• [PAGE EXTRACT]:
◇ ◇ ◇ ◇ ◇ ◇ ◇

Crestedchik: good plan--I think we'll try that this year. What happens if there are twigs in the mix?
Pirl: oh no!!! I hope you're okay! I wasn't aware that gardening was a combat sport!! And here I am, encouraging my husband not to go solo backcountry skiing--talk about the pot calling the kettle black! I'll have to watch out. It's easy to get overzealous in the garden, especially since my work involves sitting on my patootie all day with my nose buried in a book (and thus my neck all cricked up)--I'm always so glad to get outside that I throw caution to the wind and get overexuberant about lifting heavy things etc.
Does this tool exist?
The second "incident" was too much digging of established daylilies for seven days 8 AM to 5 PM: injured tendons and ripped muscles.
The first WAS from sitting on my rear trying to dig out Japanese irises that were in that sunny spot for over 10 years and I had no idea they'd get so thick that I had to use three knives to get through the ground and take out little pie shaped wedges. I was taken to the hospital on all fours on the gurney. I couldn't even stand up. That was muscle pulls in the right thigh and sciatica. All is well now but I'll always go a bit easier than I had been doing.
Is anything tougher than Iris?
Hmm, I'll keep that in mind when I plant irises this spring!!
Not all of them but flag, japanese.. not german. Stories of people using an ax to divide them. I think they are worth it. Just wish the flowers lasted longer.
I was also using a sledge hammer to pound the knife through the clump! Now I really will divide more often: one lesson learned.
The wetter they are, the more acid the soil, the more blooms the Japanese iris and Louisiana iris will have. One JI went for six weeks. I find the one I call light blue, some being 9" across, akin to a floating butterfly.
Pirl, Do you know the habits of Dutch Iris. I always get confused.
(My iris grow about 4-5 ft tall in my bog)
Dave
They're the most confusing ones to me. They can send up stalks (weak as they are) and no flowers for years and then something makes them flower beautifully and then you're back waiting another few years. I'd never plant them again.
Thanks. I'll continue to avoid them too.
Now I feel guilty. Maybe I have them in the wrong spot or they don't like me.
Don't worry. It probably wasn't going to happen anyway. Reducing the possibilities from an almost infinite variety is necessary.
Thanks, Dave. Now I won't eat the poison mushrooms.
Thank goodness! Save them for biddie!
Just teasing, like she might drink it....
Are you in that photo?
No, I was taking the photos!
Well, first impressions can be dangerous but she looks like a pain in the posterior. Why does Inca woman bother her?
Even the very first one - a simple country girl with a big floppy hat - bothered her. One Sunday her husband was driving down the road and she was in the passenger seat and she had him stop and back up just to see it. The scarecrow is at least 100' from the road but I'm sure she feels it's undignified. Too bad. It's our home, our gardens and she doesn't have to pass this way if she doesn't want to see it.
Umm, did I miss something???
We were talking about my female scarecrow that one neighbor finds terribly offensive and out of place, unnecessary, rude, etc.
She finds the scarecrow RUDE?!? sounds like Dan Quayle getting mad at fictional character Murphy Brown for being a single mom...only even more ludicrous...
What can I say about someone who still walks with a very fancy parasol?

◇ ◇ ◇ ◇ ◇ ◇ ◇

• [PROBLEM STATEMENT]:
Answer these questions from the gardening thread:
1. How many knives were needed to get through the ground when digging out the Japanese irises?
2. How tall do the irises grow in the bog?
3. How far is the scarecrow from the road?

◇ ◇ ◇ ◇ ◇ ◇ ◇

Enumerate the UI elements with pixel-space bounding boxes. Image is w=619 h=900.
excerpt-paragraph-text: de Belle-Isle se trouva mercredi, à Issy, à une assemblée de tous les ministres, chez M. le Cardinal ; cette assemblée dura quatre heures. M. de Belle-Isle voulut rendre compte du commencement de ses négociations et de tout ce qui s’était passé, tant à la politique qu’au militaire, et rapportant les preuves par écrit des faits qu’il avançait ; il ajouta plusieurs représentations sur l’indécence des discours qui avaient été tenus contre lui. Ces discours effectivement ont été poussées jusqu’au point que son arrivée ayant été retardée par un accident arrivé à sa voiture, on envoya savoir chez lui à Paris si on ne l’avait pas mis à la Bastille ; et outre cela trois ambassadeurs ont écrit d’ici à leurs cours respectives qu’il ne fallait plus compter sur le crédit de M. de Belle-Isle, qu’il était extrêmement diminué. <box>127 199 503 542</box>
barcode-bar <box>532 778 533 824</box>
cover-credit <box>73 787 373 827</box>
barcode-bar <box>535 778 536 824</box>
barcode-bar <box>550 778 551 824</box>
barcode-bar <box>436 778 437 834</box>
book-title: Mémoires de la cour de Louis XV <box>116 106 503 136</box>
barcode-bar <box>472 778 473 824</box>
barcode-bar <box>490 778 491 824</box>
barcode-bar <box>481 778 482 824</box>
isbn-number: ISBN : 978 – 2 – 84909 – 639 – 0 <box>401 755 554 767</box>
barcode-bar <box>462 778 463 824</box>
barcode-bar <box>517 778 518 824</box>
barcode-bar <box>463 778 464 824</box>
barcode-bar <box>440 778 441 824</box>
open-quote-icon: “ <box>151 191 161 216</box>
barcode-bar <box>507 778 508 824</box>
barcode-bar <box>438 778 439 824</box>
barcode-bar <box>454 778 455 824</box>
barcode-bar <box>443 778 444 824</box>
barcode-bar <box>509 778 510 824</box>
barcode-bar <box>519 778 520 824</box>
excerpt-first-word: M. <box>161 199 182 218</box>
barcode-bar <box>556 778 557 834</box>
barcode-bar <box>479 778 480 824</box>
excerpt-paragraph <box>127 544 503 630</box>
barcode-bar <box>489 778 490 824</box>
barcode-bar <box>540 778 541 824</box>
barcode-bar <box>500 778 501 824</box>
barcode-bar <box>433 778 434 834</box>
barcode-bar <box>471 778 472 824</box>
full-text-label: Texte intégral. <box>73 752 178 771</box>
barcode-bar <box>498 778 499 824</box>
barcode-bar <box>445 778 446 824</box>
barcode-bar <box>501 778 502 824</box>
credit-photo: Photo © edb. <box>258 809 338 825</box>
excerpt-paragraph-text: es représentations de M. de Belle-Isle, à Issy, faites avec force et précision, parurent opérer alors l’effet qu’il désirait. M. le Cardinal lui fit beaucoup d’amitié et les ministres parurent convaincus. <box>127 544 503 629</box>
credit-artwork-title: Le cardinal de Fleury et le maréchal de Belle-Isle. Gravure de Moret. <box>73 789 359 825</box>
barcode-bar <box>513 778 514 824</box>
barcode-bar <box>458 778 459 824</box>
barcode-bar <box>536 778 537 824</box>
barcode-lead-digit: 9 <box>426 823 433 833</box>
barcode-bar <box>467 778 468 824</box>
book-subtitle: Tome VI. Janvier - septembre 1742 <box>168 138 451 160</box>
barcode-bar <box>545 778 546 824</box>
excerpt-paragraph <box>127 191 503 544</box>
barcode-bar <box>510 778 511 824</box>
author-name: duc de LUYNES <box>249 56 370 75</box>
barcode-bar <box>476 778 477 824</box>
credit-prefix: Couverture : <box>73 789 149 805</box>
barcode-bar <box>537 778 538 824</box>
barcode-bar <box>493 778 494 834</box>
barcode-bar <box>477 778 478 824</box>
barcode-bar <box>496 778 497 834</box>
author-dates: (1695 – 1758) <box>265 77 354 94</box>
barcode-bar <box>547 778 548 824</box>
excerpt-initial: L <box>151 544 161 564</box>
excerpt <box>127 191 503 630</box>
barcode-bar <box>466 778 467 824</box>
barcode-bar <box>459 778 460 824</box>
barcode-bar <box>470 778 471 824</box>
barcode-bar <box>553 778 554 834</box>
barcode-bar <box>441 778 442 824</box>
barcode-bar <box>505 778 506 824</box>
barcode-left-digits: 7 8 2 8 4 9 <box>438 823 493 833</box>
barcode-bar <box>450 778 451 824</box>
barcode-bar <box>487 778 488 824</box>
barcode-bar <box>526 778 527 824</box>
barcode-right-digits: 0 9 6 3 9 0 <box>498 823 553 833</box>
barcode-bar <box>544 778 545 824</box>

◇ ◇ ◇ ◇ ◇ ◇ ◇

• [OUTPUT FOR THIS TASK]:
1. Three
2. About 4-5 ft
3. At least 100 feet